Top of Provided passage
I am working on a multi-site randomized, placebo-controlled, double-blind, parallel-design trial. The trial population will be made up of two cohorts: cohort 1 who meet a specific inclusion criteria (N) and cohort 2 who do not (n=10% of N). Randomization will be stratified by site, cohort and opting into a separate sub-study. The outcome is a score obtained 6 months after randomization.
The question I wanted to raise is regarding the definition of the ITT analysis population. Previously, we have analyzed patients based on the group they are randomized to if they received at least a single dose of study drug – so a modified intent-to-treat analysis. The investigators feel like the study will have more rigor if the primary ITT analysis population were made up only of the N participants who meet a specific inclusion criteria (cohort 1), and the secondary analysis could be the entire trial population of N+n. However, I haven’t come across many trials where the ITT analysis population is defined based on an inclusion criteria vs post randomization variables such as receipt of at least a single dose of drug etc. Has anyone come across a similar study or does anyone have any thoughts regarding this.
At least in my experience, I have not seen this particular design in the past.
Part of what I am wrestling with is that the 10% cohort would otherwise normally be considered screen failures, and not part of your primary analysis cohort, as they would typically not proceed in the study, and would not receive study treatments.
I presume that the 10% who do not conform to the specific inclusion criteria do not risk some kind of safety or ethical issue due to the exposure to the study treatments, since you are allowing them to proceed in the study.
One initial question for you:
How are you powering the study in terms of the estimated sample size? Only based upon those who conform to the specific inclusion criteria (the 90%), or for all patients including those who do not (90% + 10%)?
If the former, then my first thought is that your mITT cohort are the patients that conform to the inclusion criteria and get at least one dose of the study treatment. The other 10% constitute a secondary, exploratory group of sorts to be analyzed together with the 90%, and/or perhaps even separately, depending upon the intent of their inclusion in the study to begin with.
If the latter, then your full 90% + 10%, that get at least one study treatment is your mITT cohort, albeit, you then have to consider the potential for, first, confounding due to the inclusion of patients that fail to meet the inclusion criteria of interest in the 10%, and second, an analysis of the 90% alone being underpowered.
Bottom of Provided passage
Top of Stored data
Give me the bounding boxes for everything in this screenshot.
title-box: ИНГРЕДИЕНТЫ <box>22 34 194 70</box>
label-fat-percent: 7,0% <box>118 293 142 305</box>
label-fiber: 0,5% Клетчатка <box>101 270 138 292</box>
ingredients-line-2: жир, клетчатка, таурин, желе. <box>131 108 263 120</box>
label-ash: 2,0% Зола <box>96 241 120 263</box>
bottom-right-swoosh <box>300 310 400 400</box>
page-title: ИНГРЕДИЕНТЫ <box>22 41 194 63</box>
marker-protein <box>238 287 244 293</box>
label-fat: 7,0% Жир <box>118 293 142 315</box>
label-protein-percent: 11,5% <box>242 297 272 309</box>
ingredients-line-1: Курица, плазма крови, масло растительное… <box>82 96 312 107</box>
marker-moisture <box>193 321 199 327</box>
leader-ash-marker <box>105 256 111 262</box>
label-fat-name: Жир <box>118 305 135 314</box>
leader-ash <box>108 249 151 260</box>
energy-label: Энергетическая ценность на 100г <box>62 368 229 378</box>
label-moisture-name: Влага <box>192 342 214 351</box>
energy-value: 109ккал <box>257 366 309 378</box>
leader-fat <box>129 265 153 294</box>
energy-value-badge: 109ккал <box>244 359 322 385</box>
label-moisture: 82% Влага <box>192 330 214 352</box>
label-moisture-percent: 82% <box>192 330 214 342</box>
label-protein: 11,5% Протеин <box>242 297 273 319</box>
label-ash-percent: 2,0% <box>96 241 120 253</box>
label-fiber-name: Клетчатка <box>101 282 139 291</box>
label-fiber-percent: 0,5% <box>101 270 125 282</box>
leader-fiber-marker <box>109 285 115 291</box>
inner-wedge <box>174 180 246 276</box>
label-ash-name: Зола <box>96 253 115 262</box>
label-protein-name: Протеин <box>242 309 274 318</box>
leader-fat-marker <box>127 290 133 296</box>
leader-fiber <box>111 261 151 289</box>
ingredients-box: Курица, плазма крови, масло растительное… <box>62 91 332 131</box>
Bottom of Stored data
[Work task A]:
In the thread on defining the ITT analysis population, what is the trial's outcome?
[Work task B]:
Decide whether each statement agrees with the thread on defining the ITT analysis population, answering yes or no and quoting the deciding words. (i) Randomization is stratified by site, cohort, and opting into a separate sub-study. (ii) The person replying has seen this particular design before. (iii) Cohort 2 is about half the size of cohort 1.
[Work task C]:
Resume the thread on defining the ITT analysis population, starting after its final sentence.

[Task answer A]:
A score obtained 6 months after randomization.

[Task answer B]:
(i) Yes: "Randomization will be stratified by site, cohort and opting into a separate sub-study."
(ii) No: "At least in my experience, I have not seen this particular design in the past."
(iii) No: "cohort 2 who do not (n=10% of N)"

[Task answer C]:
Thank you for your thoughts. Agreed, the 10% would typically be considered screen failures in other trials. However, the investigative team is interested in enrolling and studying this specific group as well as long as they meet other inclusion criteria.
The study was powered based upon the 90% who conform to all the inclusion criteria - so we will have adequate power if that was our mITT analysis cohort. I appreciate the response.
A follow-up question: if the intent was to only study/analyze cohort 1 then why recruit cohort 2 and stratify the randomization scheme by cohort?
I’m not a fan of the industry way of defining the analysis set for analyzing efficacy data, which is often based on some modification of the ITT population that deviates from the randomized population. I tend to agree with the “once randomized always analyzed” approach. You could run the analysis on the randomized population and include cohort as a covariate. Defining the ITT population based on any post randomization variable is not allowed for RCTs.
Agree that loss to follow-up (LFU) is an issue. Ideally we would want to find out about the patient’s outcome even if they early terminate from the study so that there is no missing data (ie, consider during protocol development that the primary efficacy data will continue to be collected after early termination). If not possible, a conservative approach would be to assign the worst outcome for missing data due to LFU. One may also consider inverse probability weighting to correct for the bias due to LFU to some extent.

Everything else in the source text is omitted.